WORK INSTRUCTIONS: Report the count of lines containing the word "FantasyEnvironments" in the entries below, and nothing more.
··· DATA SUPPLIED
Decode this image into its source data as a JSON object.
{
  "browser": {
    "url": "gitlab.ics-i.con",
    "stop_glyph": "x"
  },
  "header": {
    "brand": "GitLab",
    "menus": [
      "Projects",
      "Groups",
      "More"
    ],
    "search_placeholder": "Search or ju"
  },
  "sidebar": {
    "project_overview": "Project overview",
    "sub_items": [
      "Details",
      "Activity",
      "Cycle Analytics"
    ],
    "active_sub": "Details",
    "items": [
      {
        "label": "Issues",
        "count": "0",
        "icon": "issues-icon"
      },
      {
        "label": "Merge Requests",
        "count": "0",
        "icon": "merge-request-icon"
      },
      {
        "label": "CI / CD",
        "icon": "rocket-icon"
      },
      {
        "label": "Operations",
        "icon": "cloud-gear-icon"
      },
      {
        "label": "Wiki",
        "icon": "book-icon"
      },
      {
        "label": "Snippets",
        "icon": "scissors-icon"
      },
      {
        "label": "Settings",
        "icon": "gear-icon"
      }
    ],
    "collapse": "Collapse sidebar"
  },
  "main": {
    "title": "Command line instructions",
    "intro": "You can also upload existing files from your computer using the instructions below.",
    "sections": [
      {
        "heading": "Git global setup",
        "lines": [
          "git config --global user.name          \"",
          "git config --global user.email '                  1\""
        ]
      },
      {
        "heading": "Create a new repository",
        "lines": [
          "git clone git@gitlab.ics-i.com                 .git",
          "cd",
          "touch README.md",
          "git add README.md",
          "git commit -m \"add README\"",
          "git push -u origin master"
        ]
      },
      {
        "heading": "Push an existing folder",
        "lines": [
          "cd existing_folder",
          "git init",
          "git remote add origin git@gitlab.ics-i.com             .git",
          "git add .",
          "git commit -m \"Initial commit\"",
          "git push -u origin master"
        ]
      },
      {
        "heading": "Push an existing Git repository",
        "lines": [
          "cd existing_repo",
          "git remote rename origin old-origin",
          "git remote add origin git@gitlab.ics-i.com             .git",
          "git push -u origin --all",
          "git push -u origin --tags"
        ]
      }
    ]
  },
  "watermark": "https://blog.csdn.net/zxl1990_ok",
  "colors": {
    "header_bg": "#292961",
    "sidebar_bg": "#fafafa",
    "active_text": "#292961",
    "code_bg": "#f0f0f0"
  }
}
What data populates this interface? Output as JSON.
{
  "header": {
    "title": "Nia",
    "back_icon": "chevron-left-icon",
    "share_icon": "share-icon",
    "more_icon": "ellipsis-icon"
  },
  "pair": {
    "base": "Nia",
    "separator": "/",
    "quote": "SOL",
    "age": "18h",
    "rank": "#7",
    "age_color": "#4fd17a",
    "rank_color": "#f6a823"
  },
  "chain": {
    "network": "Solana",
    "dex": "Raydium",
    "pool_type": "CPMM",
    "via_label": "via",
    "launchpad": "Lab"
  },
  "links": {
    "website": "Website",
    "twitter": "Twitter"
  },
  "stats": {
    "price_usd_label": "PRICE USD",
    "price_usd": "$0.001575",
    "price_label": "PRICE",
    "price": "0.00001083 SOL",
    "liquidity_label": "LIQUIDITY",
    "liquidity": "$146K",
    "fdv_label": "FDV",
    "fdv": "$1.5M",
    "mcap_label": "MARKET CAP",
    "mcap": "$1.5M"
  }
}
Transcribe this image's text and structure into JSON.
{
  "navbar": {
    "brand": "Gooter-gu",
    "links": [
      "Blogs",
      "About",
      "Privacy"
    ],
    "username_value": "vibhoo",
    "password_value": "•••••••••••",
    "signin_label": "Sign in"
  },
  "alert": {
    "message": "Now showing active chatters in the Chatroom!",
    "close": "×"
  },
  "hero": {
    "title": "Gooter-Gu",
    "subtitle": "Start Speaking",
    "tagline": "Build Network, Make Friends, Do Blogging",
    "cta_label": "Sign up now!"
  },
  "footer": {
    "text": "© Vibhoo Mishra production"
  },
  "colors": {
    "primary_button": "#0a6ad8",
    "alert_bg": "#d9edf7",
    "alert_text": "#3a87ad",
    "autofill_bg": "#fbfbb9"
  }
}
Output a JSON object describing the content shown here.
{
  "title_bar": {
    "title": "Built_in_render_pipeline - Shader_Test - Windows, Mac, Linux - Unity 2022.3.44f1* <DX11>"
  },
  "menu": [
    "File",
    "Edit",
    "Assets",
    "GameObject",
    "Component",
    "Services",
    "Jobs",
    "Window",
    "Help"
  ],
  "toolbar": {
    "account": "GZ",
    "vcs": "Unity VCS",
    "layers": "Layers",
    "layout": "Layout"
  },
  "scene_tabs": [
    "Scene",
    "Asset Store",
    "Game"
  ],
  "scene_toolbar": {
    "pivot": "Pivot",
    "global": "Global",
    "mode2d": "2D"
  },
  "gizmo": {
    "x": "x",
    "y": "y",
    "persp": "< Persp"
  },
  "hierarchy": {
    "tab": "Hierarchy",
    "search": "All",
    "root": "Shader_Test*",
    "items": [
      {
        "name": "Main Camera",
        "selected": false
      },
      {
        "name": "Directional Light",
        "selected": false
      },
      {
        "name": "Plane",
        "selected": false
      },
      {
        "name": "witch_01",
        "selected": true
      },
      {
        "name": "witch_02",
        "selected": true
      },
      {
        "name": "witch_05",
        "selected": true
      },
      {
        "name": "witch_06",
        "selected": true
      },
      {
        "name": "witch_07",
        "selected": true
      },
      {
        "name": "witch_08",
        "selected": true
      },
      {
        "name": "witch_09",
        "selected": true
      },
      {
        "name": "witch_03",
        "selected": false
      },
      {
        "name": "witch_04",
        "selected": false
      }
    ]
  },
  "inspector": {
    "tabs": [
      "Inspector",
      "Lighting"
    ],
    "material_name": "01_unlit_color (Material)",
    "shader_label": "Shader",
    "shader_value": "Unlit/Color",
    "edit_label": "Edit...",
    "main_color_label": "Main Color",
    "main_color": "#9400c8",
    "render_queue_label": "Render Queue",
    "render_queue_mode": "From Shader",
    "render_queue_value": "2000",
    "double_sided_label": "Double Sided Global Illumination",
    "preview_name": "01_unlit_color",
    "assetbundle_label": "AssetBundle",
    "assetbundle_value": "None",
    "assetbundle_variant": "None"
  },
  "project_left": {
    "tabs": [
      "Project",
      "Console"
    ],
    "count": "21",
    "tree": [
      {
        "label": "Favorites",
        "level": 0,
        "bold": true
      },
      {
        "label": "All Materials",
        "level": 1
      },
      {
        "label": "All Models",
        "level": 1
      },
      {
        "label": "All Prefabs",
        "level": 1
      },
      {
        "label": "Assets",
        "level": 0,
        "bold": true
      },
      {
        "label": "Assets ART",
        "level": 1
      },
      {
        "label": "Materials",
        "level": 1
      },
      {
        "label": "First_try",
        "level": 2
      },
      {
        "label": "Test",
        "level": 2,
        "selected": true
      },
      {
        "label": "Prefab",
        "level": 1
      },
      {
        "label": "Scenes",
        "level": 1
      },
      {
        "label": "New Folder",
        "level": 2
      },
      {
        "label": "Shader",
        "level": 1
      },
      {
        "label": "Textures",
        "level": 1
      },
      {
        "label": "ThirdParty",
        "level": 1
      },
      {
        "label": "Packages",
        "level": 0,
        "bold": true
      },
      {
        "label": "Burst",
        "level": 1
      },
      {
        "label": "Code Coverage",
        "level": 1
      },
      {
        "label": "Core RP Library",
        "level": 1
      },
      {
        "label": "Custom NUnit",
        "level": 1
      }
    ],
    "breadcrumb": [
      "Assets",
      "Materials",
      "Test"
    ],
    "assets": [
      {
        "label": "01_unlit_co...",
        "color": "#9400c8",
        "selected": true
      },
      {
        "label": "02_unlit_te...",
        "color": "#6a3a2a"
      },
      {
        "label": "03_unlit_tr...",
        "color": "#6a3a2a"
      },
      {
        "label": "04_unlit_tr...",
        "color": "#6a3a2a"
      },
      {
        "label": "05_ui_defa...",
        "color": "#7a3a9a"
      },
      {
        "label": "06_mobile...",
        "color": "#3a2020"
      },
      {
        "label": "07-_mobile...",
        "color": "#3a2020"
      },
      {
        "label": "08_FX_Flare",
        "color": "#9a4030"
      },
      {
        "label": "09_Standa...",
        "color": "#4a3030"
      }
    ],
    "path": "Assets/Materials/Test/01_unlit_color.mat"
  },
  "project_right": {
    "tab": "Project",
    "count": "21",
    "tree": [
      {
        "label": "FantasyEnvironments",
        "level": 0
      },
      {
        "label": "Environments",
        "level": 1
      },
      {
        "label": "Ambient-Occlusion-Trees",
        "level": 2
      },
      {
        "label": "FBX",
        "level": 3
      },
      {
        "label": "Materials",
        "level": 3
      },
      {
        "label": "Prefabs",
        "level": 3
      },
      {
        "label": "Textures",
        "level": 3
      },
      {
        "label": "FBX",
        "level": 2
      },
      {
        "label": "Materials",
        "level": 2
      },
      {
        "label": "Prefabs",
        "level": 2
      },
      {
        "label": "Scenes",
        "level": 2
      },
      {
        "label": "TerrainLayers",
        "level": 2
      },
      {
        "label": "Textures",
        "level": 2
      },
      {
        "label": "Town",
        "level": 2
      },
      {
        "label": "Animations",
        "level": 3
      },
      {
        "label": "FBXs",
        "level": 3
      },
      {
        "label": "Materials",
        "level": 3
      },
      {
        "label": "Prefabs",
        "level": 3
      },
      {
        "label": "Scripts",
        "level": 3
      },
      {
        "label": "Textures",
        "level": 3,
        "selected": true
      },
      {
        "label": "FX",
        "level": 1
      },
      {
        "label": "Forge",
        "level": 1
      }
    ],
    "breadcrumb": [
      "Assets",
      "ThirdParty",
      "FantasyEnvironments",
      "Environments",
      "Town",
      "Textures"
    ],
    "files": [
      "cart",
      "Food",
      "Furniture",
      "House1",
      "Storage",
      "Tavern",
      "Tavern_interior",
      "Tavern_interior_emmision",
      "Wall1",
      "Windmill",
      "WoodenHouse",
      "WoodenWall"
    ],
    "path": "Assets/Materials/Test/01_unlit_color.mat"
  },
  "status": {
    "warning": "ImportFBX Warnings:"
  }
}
······
CORRECT OUTPUT: 2